# START OF DATA IN THIS EXERCISE

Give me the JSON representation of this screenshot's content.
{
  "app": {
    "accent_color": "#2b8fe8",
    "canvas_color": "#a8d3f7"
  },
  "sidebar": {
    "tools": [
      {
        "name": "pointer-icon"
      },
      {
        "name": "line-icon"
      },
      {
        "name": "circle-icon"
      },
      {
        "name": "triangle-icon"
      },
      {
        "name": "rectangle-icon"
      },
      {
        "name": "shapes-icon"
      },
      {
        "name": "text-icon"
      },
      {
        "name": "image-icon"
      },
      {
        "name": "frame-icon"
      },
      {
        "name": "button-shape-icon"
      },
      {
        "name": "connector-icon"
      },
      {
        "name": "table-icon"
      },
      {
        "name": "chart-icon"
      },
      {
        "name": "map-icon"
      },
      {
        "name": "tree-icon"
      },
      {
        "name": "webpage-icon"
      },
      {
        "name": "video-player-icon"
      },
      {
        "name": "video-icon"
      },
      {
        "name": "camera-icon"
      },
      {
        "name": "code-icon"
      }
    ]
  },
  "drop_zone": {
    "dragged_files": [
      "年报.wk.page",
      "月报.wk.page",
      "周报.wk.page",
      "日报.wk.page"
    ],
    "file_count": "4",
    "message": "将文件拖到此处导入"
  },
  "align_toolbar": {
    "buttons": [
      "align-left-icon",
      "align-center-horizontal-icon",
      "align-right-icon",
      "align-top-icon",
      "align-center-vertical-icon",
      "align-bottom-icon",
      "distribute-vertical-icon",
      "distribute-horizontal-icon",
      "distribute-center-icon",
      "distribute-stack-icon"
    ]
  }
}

# END OF DATA IN THIS EXERCISE

WORK INSTRUCTIONS
Select all lines in the listing that include the word "distribute".

RESULT FOR THIS TASK
      "distribute-vertical-icon",
      "distribute-horizontal-icon",
      "distribute-center-icon",
      "distribute-stack-icon"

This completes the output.